▸ **To do**
Below are records; count the lines in them that hold "JSON" and give only the count.

[Stored data]

·····

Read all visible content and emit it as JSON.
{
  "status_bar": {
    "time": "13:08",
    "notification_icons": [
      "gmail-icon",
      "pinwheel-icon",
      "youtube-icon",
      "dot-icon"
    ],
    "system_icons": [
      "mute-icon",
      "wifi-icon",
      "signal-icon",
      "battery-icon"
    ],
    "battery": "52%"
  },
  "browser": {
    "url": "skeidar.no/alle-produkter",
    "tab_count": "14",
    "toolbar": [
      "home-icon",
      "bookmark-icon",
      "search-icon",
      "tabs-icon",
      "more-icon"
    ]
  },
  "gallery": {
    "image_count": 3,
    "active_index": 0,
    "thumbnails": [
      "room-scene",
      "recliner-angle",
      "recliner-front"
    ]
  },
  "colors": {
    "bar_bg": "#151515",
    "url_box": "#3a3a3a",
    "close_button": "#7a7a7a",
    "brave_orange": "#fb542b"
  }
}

·····

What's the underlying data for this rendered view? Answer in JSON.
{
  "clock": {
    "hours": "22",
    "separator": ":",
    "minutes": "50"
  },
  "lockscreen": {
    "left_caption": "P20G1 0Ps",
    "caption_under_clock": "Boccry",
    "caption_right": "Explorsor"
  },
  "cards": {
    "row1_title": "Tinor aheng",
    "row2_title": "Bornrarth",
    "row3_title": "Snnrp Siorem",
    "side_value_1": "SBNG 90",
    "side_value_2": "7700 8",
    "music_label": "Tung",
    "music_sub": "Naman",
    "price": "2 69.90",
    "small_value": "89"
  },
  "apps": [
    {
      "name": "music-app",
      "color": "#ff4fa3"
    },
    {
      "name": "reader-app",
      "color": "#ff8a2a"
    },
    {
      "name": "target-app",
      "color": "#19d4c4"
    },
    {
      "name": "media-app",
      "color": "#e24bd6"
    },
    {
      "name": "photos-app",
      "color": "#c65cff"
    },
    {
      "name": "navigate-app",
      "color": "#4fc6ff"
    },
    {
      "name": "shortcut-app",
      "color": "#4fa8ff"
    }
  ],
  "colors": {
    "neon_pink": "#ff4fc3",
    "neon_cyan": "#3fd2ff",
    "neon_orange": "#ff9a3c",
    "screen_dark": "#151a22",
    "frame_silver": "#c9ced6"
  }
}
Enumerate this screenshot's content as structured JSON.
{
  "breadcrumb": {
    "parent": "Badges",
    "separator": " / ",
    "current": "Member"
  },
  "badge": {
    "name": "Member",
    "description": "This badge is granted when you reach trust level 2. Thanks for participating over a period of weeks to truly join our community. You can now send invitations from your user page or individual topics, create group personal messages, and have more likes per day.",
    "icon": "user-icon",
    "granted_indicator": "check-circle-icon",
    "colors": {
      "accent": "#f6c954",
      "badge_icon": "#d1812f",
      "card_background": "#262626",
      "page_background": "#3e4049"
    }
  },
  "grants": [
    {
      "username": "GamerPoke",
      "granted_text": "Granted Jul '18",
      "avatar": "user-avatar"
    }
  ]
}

·····

▸ **Final result**
3